— YOUR OBJECTIVE —
Copy every record word for word.

— DATASET RECORDS —
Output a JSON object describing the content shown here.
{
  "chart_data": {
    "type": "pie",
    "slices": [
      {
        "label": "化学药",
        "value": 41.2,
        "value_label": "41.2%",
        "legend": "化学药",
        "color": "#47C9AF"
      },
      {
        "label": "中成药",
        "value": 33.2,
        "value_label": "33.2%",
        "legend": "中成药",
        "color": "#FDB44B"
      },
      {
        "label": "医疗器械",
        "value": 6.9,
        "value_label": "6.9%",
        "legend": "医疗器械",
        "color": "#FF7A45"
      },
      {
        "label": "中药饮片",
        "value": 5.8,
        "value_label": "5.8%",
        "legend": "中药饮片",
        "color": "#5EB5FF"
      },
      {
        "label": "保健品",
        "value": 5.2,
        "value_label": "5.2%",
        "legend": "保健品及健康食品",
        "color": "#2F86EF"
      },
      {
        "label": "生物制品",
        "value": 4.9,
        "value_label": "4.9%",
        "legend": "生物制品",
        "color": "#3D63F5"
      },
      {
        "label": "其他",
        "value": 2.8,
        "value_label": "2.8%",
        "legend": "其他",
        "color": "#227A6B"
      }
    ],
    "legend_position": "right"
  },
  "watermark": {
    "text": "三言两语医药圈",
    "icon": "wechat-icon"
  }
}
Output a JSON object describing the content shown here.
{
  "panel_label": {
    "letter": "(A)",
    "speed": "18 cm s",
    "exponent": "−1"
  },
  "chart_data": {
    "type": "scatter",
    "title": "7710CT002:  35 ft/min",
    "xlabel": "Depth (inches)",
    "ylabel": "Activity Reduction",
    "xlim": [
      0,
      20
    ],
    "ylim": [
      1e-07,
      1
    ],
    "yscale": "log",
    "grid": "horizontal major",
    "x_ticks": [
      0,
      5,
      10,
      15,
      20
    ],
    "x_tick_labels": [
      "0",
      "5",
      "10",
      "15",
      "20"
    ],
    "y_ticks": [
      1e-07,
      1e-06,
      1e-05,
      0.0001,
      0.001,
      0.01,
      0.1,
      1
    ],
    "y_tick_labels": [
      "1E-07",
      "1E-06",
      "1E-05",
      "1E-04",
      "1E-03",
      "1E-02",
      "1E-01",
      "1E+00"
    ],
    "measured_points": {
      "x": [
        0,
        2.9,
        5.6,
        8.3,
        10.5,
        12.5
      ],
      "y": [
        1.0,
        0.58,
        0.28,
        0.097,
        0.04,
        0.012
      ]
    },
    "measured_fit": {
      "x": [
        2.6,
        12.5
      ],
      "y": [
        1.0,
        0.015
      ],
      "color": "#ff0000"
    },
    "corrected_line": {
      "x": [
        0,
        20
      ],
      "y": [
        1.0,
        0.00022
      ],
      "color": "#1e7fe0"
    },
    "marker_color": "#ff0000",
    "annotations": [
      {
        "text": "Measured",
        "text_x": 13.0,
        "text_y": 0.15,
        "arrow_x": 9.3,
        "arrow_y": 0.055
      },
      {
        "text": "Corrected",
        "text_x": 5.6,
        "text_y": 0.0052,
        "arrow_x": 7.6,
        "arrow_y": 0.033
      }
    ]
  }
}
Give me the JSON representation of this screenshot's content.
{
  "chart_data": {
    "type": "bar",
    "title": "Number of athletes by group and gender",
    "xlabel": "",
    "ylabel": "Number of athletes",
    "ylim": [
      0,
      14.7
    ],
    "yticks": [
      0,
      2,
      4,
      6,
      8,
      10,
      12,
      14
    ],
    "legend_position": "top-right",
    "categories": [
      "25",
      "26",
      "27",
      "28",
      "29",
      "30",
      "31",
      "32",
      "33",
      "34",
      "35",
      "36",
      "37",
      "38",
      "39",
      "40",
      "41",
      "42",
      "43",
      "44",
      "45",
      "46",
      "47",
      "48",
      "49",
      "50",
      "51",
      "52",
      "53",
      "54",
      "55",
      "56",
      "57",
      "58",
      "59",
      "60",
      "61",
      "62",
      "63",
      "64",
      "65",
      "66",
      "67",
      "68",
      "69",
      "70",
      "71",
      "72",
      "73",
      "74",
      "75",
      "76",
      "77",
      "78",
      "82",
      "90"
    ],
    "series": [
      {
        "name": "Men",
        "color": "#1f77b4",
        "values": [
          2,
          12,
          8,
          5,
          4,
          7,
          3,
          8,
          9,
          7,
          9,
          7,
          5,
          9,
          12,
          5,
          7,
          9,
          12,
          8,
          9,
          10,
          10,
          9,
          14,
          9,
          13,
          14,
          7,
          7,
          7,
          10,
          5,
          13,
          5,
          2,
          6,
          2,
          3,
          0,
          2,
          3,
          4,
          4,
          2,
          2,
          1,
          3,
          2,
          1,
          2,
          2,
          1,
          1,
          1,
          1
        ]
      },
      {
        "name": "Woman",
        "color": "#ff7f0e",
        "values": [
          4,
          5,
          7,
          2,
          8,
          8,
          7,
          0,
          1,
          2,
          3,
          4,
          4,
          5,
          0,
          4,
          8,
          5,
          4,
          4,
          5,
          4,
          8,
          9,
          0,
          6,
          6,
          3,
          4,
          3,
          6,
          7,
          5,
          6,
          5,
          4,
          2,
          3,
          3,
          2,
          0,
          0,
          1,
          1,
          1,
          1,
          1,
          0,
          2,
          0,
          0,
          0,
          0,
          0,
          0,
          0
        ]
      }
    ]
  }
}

— WRITTEN SOLUTION —
Output a JSON object describing the content shown here.
{
  "chart_data": {
    "type": "pie",
    "slices": [
      {
        "label": "化学药",
        "value": 41.2,
        "value_label": "41.2%",
        "legend": "化学药",
        "color": "#47C9AF"
      },
      {
        "label": "中成药",
        "value": 33.2,
        "value_label": "33.2%",
        "legend": "中成药",
        "color": "#FDB44B"
      },
      {
        "label": "医疗器械",
        "value": 6.9,
        "value_label": "6.9%",
        "legend": "医疗器械",
        "color": "#FF7A45"
      },
      {
        "label": "中药饮片",
        "value": 5.8,
        "value_label": "5.8%",
        "legend": "中药饮片",
        "color": "#5EB5FF"
      },
      {
        "label": "保健品",
        "value": 5.2,
        "value_label": "5.2%",
        "legend": "保健品及健康食品",
        "color": "#2F86EF"
      },
      {
        "label": "生物制品",
        "value": 4.9,
        "value_label": "4.9%",
        "legend": "生物制品",
        "color": "#3D63F5"
      },
      {
        "label": "其他",
        "value": 2.8,
        "value_label": "2.8%",
        "legend": "其他",
        "color": "#227A6B"
      }
    ],
    "legend_position": "right"
  },
  "watermark": {
    "text": "三言两语医药圈",
    "icon": "wechat-icon"
  }
}
Output a JSON object describing the content shown here.
{
  "panel_label": {
    "letter": "(A)",
    "speed": "18 cm s",
    "exponent": "−1"
  },
  "chart_data": {
    "type": "scatter",
    "title": "7710CT002:  35 ft/min",
    "xlabel": "Depth (inches)",
    "ylabel": "Activity Reduction",
    "xlim": [
      0,
      20
    ],
    "ylim": [
      1e-07,
      1
    ],
    "yscale": "log",
    "grid": "horizontal major",
    "x_ticks": [
      0,
      5,
      10,
      15,
      20
    ],
    "x_tick_labels": [
      "0",
      "5",
      "10",
      "15",
      "20"
    ],
    "y_ticks": [
      1e-07,
      1e-06,
      1e-05,
      0.0001,
      0.001,
      0.01,
      0.1,
      1
    ],
    "y_tick_labels": [
      "1E-07",
      "1E-06",
      "1E-05",
      "1E-04",
      "1E-03",
      "1E-02",
      "1E-01",
      "1E+00"
    ],
    "measured_points": {
      "x": [
        0,
        2.9,
        5.6,
        8.3,
        10.5,
        12.5
      ],
      "y": [
        1.0,
        0.58,
        0.28,
        0.097,
        0.04,
        0.012
      ]
    },
    "measured_fit": {
      "x": [
        2.6,
        12.5
      ],
      "y": [
        1.0,
        0.015
      ],
      "color": "#ff0000"
    },
    "corrected_line": {
      "x": [
        0,
        20
      ],
      "y": [
        1.0,
        0.00022
      ],
      "color": "#1e7fe0"
    },
    "marker_color": "#ff0000",
    "annotations": [
      {
        "text": "Measured",
        "text_x": 13.0,
        "text_y": 0.15,
        "arrow_x": 9.3,
        "arrow_y": 0.055
      },
      {
        "text": "Corrected",
        "text_x": 5.6,
        "text_y": 0.0052,
        "arrow_x": 7.6,
        "arrow_y": 0.033
      }
    ]
  }
}
Give me the JSON representation of this screenshot's content.
{
  "chart_data": {
    "type": "bar",
    "title": "Number of athletes by group and gender",
    "xlabel": "",
    "ylabel": "Number of athletes",
    "ylim": [
      0,
      14.7
    ],
    "yticks": [
      0,
      2,
      4,
      6,
      8,
      10,
      12,
      14
    ],
    "legend_position": "top-right",
    "categories": [
      "25",
      "26",
      "27",
      "28",
      "29",
      "30",
      "31",
      "32",
      "33",
      "34",
      "35",
      "36",
      "37",
      "38",
      "39",
      "40",
      "41",
      "42",
      "43",
      "44",
      "45",
      "46",
      "47",
      "48",
      "49",
      "50",
      "51",
      "52",
      "53",
      "54",
      "55",
      "56",
      "57",
      "58",
      "59",
      "60",
      "61",
      "62",
      "63",
      "64",
      "65",
      "66",
      "67",
      "68",
      "69",
      "70",
      "71",
      "72",
      "73",
      "74",
      "75",
      "76",
      "77",
      "78",
      "82",
      "90"
    ],
    "series": [
      {
        "name": "Men",
        "color": "#1f77b4",
        "values": [
          2,
          12,
          8,
          5,
          4,
          7,
          3,
          8,
          9,
          7,
          9,
          7,
          5,
          9,
          12,
          5,
          7,
          9,
          12,
          8,
          9,
          10,
          10,
          9,
          14,
          9,
          13,
          14,
          7,
          7,
          7,
          10,
          5,
          13,
          5,
          2,
          6,
          2,
          3,
          0,
          2,
          3,
          4,
          4,
          2,
          2,
          1,
          3,
          2,
          1,
          2,
          2,
          1,
          1,
          1,
          1
        ]
      },
      {
        "name": "Woman",
        "color": "#ff7f0e",
        "values": [
          4,
          5,
          7,
          2,
          8,
          8,
          7,
          0,
          1,
          2,
          3,
          4,
          4,
          5,
          0,
          4,
          8,
          5,
          4,
          4,
          5,
          4,
          8,
          9,
          0,
          6,
          6,
          3,
          4,
          3,
          6,
          7,
          5,
          6,
          5,
          4,
          2,
          3,
          3,
          2,
          0,
          0,
          1,
          1,
          1,
          1,
          1,
          0,
          2,
          0,
          0,
          0,
          0,
          0,
          0,
          0
        ]
      }
    ]
  }
}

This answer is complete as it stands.